◆ **Requirement**
Lines holding the string "xlabel" are the ones to copy; find them all in the data.

##### Entries shown #####

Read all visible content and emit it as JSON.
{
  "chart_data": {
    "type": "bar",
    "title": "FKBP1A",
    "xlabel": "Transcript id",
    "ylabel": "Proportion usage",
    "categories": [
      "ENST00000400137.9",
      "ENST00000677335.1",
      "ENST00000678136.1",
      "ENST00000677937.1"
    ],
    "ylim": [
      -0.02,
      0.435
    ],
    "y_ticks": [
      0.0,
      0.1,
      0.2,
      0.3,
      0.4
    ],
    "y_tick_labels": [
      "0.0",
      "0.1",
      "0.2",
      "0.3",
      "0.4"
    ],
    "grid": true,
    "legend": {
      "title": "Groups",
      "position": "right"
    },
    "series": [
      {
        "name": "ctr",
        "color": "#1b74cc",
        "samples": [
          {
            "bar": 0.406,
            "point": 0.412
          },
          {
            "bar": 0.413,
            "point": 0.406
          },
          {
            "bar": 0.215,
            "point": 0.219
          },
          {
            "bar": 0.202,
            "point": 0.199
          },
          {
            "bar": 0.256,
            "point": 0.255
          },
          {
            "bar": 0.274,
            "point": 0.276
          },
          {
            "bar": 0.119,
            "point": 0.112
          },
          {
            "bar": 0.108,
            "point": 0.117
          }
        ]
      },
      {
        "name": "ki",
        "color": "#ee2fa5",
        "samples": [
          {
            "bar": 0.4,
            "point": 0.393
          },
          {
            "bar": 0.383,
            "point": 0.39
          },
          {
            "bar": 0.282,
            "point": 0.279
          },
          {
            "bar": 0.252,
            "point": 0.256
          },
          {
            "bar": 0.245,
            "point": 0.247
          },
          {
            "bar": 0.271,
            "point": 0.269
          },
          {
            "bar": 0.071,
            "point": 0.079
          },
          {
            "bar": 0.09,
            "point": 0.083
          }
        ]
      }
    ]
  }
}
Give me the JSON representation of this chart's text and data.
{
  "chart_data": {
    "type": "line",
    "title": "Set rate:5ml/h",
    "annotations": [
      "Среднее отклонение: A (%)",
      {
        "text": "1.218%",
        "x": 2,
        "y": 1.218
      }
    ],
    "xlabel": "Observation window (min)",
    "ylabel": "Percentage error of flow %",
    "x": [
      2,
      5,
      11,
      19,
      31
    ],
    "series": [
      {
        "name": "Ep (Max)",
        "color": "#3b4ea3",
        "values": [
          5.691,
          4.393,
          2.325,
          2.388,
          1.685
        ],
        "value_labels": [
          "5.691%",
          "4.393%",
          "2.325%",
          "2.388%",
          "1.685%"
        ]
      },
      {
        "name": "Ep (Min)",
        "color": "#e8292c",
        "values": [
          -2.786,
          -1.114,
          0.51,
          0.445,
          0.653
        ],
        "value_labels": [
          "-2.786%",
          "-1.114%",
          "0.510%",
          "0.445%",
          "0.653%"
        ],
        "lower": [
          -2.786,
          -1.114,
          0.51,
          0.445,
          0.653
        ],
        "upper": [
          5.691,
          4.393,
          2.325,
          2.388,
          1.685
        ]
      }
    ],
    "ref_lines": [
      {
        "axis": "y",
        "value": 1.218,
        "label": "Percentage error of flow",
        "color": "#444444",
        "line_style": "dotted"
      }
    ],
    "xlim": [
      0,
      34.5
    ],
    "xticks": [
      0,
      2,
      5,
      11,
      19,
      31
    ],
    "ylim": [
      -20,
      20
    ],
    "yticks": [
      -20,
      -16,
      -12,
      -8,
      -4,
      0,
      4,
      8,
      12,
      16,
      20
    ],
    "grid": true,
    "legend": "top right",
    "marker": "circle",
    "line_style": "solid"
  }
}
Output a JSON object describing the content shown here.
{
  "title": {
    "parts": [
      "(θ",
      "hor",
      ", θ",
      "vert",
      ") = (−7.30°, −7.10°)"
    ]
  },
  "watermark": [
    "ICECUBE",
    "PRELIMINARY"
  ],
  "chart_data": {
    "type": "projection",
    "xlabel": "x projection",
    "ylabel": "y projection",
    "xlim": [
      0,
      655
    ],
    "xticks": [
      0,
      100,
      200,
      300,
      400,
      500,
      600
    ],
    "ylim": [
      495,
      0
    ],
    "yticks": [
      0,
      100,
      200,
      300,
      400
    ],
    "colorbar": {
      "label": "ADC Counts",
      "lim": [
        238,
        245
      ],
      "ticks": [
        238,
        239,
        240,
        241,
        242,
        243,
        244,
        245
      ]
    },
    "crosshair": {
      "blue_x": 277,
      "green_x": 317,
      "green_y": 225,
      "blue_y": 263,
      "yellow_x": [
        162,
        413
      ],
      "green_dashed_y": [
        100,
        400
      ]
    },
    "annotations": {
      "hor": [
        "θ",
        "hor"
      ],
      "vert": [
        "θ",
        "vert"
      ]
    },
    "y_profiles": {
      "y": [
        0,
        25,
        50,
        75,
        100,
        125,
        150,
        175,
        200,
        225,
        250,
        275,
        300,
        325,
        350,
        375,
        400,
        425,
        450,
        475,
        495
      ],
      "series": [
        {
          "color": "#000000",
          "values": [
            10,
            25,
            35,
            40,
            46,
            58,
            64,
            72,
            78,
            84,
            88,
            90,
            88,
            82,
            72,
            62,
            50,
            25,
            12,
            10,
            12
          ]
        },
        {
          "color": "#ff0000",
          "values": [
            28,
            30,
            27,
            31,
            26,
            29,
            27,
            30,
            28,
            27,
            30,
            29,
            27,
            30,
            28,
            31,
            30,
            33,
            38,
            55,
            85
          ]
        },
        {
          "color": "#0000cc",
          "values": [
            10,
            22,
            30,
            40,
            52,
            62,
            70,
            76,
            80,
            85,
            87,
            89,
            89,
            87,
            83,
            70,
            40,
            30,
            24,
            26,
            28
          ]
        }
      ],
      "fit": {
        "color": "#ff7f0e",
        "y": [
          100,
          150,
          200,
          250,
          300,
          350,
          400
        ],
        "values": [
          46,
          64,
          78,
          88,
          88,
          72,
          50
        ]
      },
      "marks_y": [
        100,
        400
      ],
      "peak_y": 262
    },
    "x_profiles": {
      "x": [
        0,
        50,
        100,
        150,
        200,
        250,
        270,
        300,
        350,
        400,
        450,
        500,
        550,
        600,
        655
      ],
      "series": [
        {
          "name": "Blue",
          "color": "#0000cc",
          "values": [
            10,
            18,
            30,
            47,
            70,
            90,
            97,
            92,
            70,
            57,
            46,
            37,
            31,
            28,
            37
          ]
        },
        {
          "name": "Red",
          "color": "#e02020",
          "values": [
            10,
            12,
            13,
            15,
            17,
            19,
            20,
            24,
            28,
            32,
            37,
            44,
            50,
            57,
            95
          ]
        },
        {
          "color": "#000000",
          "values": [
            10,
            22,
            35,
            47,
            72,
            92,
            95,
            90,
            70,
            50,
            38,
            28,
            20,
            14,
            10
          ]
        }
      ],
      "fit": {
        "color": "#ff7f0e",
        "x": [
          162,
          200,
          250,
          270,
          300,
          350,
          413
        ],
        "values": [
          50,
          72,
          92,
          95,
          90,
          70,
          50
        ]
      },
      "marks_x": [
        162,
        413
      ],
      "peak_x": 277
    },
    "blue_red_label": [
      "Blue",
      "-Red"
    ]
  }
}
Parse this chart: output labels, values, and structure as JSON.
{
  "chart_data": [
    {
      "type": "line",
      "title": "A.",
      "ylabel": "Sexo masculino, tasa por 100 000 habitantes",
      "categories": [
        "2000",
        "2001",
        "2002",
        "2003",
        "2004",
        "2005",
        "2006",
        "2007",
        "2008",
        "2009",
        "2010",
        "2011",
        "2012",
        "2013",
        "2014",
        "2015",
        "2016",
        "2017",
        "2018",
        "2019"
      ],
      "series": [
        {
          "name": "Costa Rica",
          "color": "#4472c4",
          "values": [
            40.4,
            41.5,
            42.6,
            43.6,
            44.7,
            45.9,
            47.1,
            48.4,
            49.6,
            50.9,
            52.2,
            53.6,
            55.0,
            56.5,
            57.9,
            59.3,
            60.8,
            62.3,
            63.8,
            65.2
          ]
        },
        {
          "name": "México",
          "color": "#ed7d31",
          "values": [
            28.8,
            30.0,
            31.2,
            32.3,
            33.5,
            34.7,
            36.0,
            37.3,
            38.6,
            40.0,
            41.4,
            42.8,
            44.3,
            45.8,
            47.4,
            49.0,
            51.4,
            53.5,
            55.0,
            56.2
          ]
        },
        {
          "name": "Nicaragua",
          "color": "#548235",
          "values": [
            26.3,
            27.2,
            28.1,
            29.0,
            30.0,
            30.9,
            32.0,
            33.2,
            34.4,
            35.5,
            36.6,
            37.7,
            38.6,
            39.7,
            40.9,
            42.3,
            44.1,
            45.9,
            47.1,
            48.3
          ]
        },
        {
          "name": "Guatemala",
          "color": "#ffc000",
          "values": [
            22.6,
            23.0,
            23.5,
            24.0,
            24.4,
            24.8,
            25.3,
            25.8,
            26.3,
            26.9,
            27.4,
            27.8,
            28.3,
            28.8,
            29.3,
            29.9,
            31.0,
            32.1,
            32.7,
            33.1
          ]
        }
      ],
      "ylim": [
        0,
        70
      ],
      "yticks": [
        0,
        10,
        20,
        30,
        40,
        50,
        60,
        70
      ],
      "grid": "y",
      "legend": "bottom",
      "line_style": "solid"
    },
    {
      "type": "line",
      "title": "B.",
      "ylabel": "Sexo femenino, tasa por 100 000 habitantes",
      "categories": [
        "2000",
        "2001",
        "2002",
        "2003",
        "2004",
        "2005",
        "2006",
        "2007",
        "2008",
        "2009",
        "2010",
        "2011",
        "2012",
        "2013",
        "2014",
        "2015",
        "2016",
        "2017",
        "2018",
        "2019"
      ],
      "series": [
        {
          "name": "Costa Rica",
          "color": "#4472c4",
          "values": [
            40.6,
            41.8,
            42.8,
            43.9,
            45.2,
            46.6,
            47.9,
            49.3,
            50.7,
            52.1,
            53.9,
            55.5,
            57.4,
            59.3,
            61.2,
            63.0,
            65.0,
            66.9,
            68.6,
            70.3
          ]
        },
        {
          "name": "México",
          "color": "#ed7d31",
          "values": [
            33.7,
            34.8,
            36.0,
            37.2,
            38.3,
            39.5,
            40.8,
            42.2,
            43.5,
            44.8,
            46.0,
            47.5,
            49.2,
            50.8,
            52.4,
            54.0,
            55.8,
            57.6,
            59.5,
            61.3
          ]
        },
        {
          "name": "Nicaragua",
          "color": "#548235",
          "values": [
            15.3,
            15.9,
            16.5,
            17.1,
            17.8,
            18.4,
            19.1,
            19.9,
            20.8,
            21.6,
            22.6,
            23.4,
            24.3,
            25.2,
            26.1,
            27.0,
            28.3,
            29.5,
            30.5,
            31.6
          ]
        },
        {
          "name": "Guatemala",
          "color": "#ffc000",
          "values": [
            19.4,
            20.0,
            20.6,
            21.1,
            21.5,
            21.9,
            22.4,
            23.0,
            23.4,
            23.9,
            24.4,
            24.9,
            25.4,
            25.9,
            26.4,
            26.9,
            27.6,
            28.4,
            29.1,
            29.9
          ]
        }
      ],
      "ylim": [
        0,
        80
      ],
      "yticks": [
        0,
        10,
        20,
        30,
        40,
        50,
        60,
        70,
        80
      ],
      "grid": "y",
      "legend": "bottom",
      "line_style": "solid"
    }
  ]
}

#####

◆ **The solution**
    "xlabel": "Transcript id",
    "xlabel": "Observation window (min)",
    "xlabel": "x projection",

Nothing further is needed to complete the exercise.